Task prompt :: Copy, in full, each line of the material that holds the word "JSON".

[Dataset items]
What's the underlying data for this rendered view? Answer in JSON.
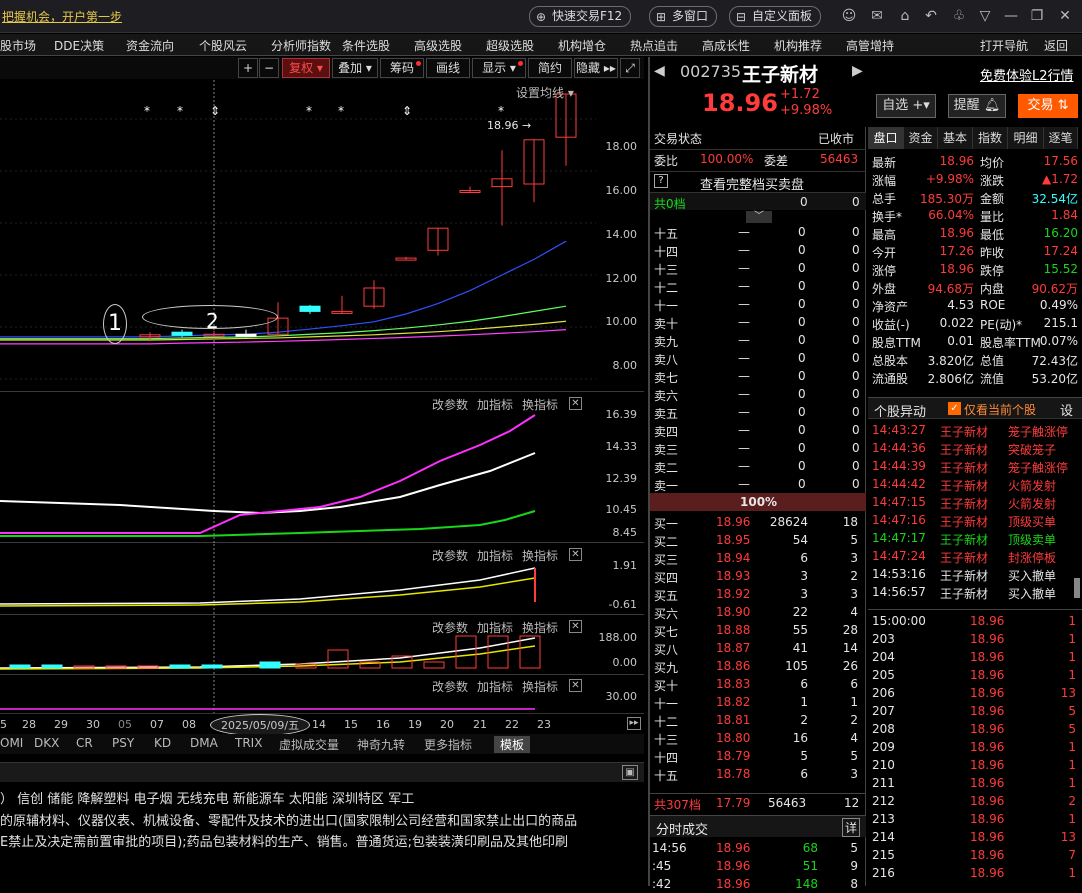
{
  "title": "把握机会，开户第一步",
  "top_buttons": [
    {
      "label": "快速交易F12",
      "icon": "quick-trade-icon"
    },
    {
      "label": "多窗口",
      "icon": "multi-window-icon"
    },
    {
      "label": "自定义面板",
      "icon": "custom-panel-icon"
    }
  ],
  "menu": [
    "股市场",
    "DDE决策",
    "资金流向",
    "个股风云",
    "分析师指数",
    "条件选股",
    "高级选股",
    "超级选股",
    "机构增仓",
    "热点追击",
    "高成长性",
    "机构推荐",
    "高管增持",
    "打开导航",
    "返回"
  ],
  "chart_toolbar": [
    "+",
    "−",
    "复权",
    "叠加",
    "筹码",
    "画线",
    "显示",
    "简约",
    "隐藏"
  ],
  "chart": {
    "setting_label": "设置均线",
    "last_price_label": "18.96",
    "y_labels": [
      "18.00",
      "16.00",
      "14.00",
      "12.00",
      "10.00",
      "8.00"
    ],
    "annotation_1": "1",
    "annotation_2": "2",
    "star_marks": [
      "*",
      "*",
      "*",
      "*",
      "*"
    ],
    "arrow_marks": [
      "⇕",
      "⇕"
    ]
  },
  "chart_data": {
    "type": "candlestick",
    "y_range": [
      7.5,
      19.5
    ],
    "candles": [
      {
        "o": 9.62,
        "c": 9.7,
        "h": 9.8,
        "l": 9.5,
        "color": "red"
      },
      {
        "o": 9.8,
        "c": 9.68,
        "h": 9.9,
        "l": 9.6,
        "color": "cyan"
      },
      {
        "o": 9.7,
        "c": 9.72,
        "h": 9.85,
        "l": 9.62,
        "color": "red"
      },
      {
        "o": 9.72,
        "c": 9.72,
        "h": 9.9,
        "l": 9.6,
        "color": "white"
      },
      {
        "o": 9.72,
        "c": 10.34,
        "h": 10.95,
        "l": 9.72,
        "color": "red"
      },
      {
        "o": 10.8,
        "c": 10.6,
        "h": 10.85,
        "l": 10.5,
        "color": "cyan"
      },
      {
        "o": 10.55,
        "c": 10.6,
        "h": 11.2,
        "l": 10.5,
        "color": "red"
      },
      {
        "o": 10.8,
        "c": 11.5,
        "h": 11.8,
        "l": 10.7,
        "color": "red"
      },
      {
        "o": 12.6,
        "c": 12.65,
        "h": 12.7,
        "l": 12.6,
        "color": "red"
      },
      {
        "o": 12.95,
        "c": 13.8,
        "h": 13.8,
        "l": 12.75,
        "color": "red"
      },
      {
        "o": 15.2,
        "c": 15.25,
        "h": 15.4,
        "l": 15.15,
        "color": "red"
      },
      {
        "o": 15.4,
        "c": 15.7,
        "h": 16.8,
        "l": 13.9,
        "color": "red"
      },
      {
        "o": 15.5,
        "c": 17.2,
        "h": 17.2,
        "l": 14.8,
        "color": "red"
      },
      {
        "o": 17.3,
        "c": 18.96,
        "h": 18.96,
        "l": 16.2,
        "color": "red"
      }
    ],
    "ma_lines": [
      {
        "name": "MA5",
        "color": "#3050ff",
        "values": [
          9.62,
          9.66,
          9.7,
          9.72,
          9.8,
          9.92,
          10.05,
          10.2,
          10.5,
          10.9,
          11.4,
          12.0,
          12.6,
          13.3
        ]
      },
      {
        "name": "MA10",
        "color": "#60ff60",
        "values": [
          9.55,
          9.58,
          9.6,
          9.62,
          9.66,
          9.72,
          9.78,
          9.86,
          9.96,
          10.08,
          10.22,
          10.4,
          10.6,
          10.8
        ]
      },
      {
        "name": "MA20",
        "color": "#e0e040",
        "values": [
          9.5,
          9.52,
          9.54,
          9.56,
          9.58,
          9.62,
          9.66,
          9.7,
          9.76,
          9.82,
          9.9,
          10.0,
          10.1,
          10.22
        ]
      },
      {
        "name": "MA60",
        "color": "#ff40ff",
        "values": [
          9.35,
          9.38,
          9.4,
          9.42,
          9.45,
          9.48,
          9.52,
          9.56,
          9.6,
          9.65,
          9.7,
          9.76,
          9.82,
          9.9
        ]
      }
    ]
  },
  "panels": [
    {
      "labels": [
        "改参数",
        "加指标",
        "换指标"
      ],
      "y_labels": [
        "16.39",
        "14.33",
        "12.39",
        "10.45",
        "8.45"
      ]
    },
    {
      "labels": [
        "改参数",
        "加指标",
        "换指标"
      ],
      "y_labels": [
        "1.91",
        "-0.61"
      ]
    },
    {
      "labels": [
        "改参数",
        "加指标",
        "换指标"
      ],
      "y_labels": [
        "188.00",
        "0.00"
      ]
    },
    {
      "labels": [
        "改参数",
        "加指标",
        "换指标"
      ],
      "y_labels": [
        "30.00"
      ]
    }
  ],
  "x_axis": [
    "5",
    "28",
    "29",
    "30",
    "05",
    "07",
    "08",
    "2025/05/09/五",
    "14",
    "15",
    "16",
    "19",
    "20",
    "21",
    "22",
    "23"
  ],
  "indicator_tabs": [
    "OMI",
    "DKX",
    "CR",
    "PSY",
    "KD",
    "DMA",
    "TRIX",
    "虚拟成交量",
    "神奇九转",
    "更多指标",
    "模板"
  ],
  "concepts": "） 信创  储能  降解塑料  电子烟  无线充电  新能源车  太阳能  深圳特区  军工",
  "desc_line1": "的原辅材料、仪器仪表、机械设备、零配件及技术的进出口(国家限制公司经营和国家禁止出口的商品",
  "desc_line2": "E禁止及决定需前置审批的项目);药品包装材料的生产、销售。普通货运;包装装潢印刷品及其他印刷",
  "stock": {
    "code": "002735",
    "name": "王子新材",
    "l2_link": "免费体验L2行情",
    "price": "18.96",
    "change": "+1.72",
    "pct": "+9.98%",
    "btn_watch": "自选",
    "btn_alert": "提醒",
    "btn_trade": "交易"
  },
  "order_book": {
    "status_label": "交易状态",
    "status_value": "已收市",
    "weibi_label": "委比",
    "weibi_value": "100.00%",
    "weicha_label": "委差",
    "weicha_value": "56463",
    "full_book": "查看完整档买卖盘",
    "total_sell_label": "共0档",
    "total_sell_vol": "0",
    "total_sell_cnt": "0",
    "sells": [
      "十五",
      "十四",
      "十三",
      "十二",
      "十一",
      "卖十",
      "卖九",
      "卖八",
      "卖七",
      "卖六",
      "卖五",
      "卖四",
      "卖三",
      "卖二",
      "卖一"
    ],
    "sell_price": "—",
    "sell_vol": "0",
    "sell_cnt": "0",
    "ratio_bar": "100%",
    "buys": [
      [
        "买一",
        "18.96",
        "28624",
        "18"
      ],
      [
        "买二",
        "18.95",
        "54",
        "5"
      ],
      [
        "买三",
        "18.94",
        "6",
        "3"
      ],
      [
        "买四",
        "18.93",
        "3",
        "2"
      ],
      [
        "买五",
        "18.92",
        "3",
        "3"
      ],
      [
        "买六",
        "18.90",
        "22",
        "4"
      ],
      [
        "买七",
        "18.88",
        "55",
        "28"
      ],
      [
        "买八",
        "18.87",
        "41",
        "14"
      ],
      [
        "买九",
        "18.86",
        "105",
        "26"
      ],
      [
        "买十",
        "18.83",
        "6",
        "6"
      ],
      [
        "十一",
        "18.82",
        "1",
        "1"
      ],
      [
        "十二",
        "18.81",
        "2",
        "2"
      ],
      [
        "十三",
        "18.80",
        "16",
        "4"
      ],
      [
        "十四",
        "18.79",
        "5",
        "5"
      ],
      [
        "十五",
        "18.78",
        "6",
        "3"
      ]
    ],
    "total_buy": [
      "共307档",
      "17.79",
      "56463",
      "12"
    ],
    "ticks_title": "分时成交",
    "ticks_btn": "详",
    "ticks": [
      [
        "14:56",
        "18.96",
        "68",
        "5"
      ],
      [
        ":45",
        "18.96",
        "51",
        "9"
      ],
      [
        ":42",
        "18.96",
        "148",
        "8"
      ]
    ]
  },
  "quote_tabs": [
    "盘口",
    "资金",
    "基本",
    "指数",
    "明细",
    "逐笔"
  ],
  "quote": [
    [
      "最新",
      "18.96",
      "均价",
      "17.56"
    ],
    [
      "涨幅",
      "+9.98%",
      "涨跌",
      "▲1.72"
    ],
    [
      "总手",
      "185.30万",
      "金额",
      "32.54亿"
    ],
    [
      "换手*",
      "66.04%",
      "量比",
      "1.84"
    ],
    [
      "最高",
      "18.96",
      "最低",
      "16.20"
    ],
    [
      "今开",
      "17.26",
      "昨收",
      "17.24"
    ],
    [
      "涨停",
      "18.96",
      "跌停",
      "15.52"
    ],
    [
      "外盘",
      "94.68万",
      "内盘",
      "90.62万"
    ],
    [
      "净资产",
      "4.53",
      "ROE",
      "0.49%"
    ],
    [
      "收益(-)",
      "0.022",
      "PE(动)*",
      "215.1"
    ],
    [
      "股息TTM",
      "0.01",
      "股息率TTM",
      "0.07%"
    ],
    [
      "总股本",
      "3.820亿",
      "总值",
      "72.43亿"
    ],
    [
      "流通股",
      "2.806亿",
      "流值",
      "53.20亿"
    ]
  ],
  "alerts_title": "个股异动",
  "alerts_check": "仅看当前个股",
  "alerts_btn": "设",
  "alerts": [
    [
      "14:43:27",
      "王子新材",
      "笼子触涨停"
    ],
    [
      "14:44:36",
      "王子新材",
      "突破笼子"
    ],
    [
      "14:44:39",
      "王子新材",
      "笼子触涨停"
    ],
    [
      "14:44:42",
      "王子新材",
      "火箭发射"
    ],
    [
      "14:47:15",
      "王子新材",
      "火箭发射"
    ],
    [
      "14:47:16",
      "王子新材",
      "顶级买单"
    ],
    [
      "14:47:17",
      "王子新材",
      "顶级卖单"
    ],
    [
      "14:47:24",
      "王子新材",
      "封涨停板"
    ],
    [
      "14:53:16",
      "王子新材",
      "买入撤单"
    ],
    [
      "14:56:57",
      "王子新材",
      "买入撤单"
    ]
  ],
  "trades": [
    [
      "15:00:00",
      "18.96",
      "1"
    ],
    [
      "203",
      "18.96",
      "1"
    ],
    [
      "204",
      "18.96",
      "1"
    ],
    [
      "205",
      "18.96",
      "1"
    ],
    [
      "206",
      "18.96",
      "13"
    ],
    [
      "207",
      "18.96",
      "5"
    ],
    [
      "208",
      "18.96",
      "5"
    ],
    [
      "209",
      "18.96",
      "1"
    ],
    [
      "210",
      "18.96",
      "1"
    ],
    [
      "211",
      "18.96",
      "1"
    ],
    [
      "212",
      "18.96",
      "2"
    ],
    [
      "213",
      "18.96",
      "1"
    ],
    [
      "214",
      "18.96",
      "13"
    ],
    [
      "215",
      "18.96",
      "7"
    ],
    [
      "216",
      "18.96",
      "1"
    ]
  ]
}
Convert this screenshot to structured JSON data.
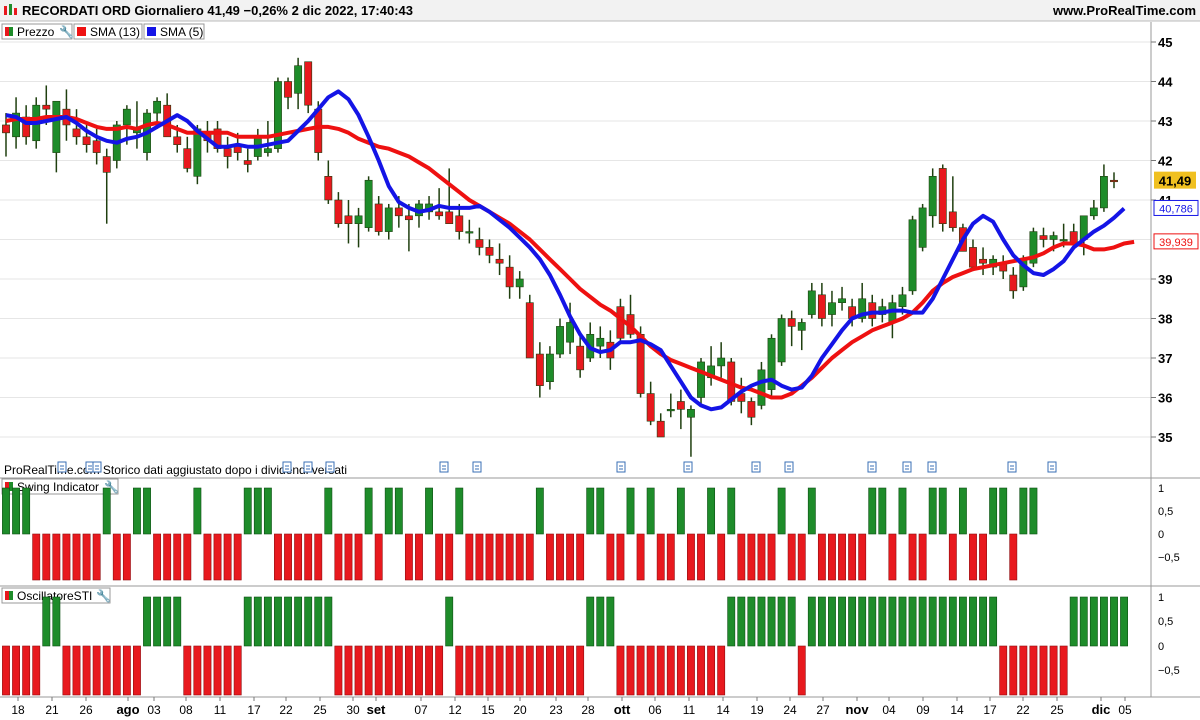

The completed task ::
What's the underlying data for this rendered view? Answer in JSON.
Convert this screenshot to structured JSON data.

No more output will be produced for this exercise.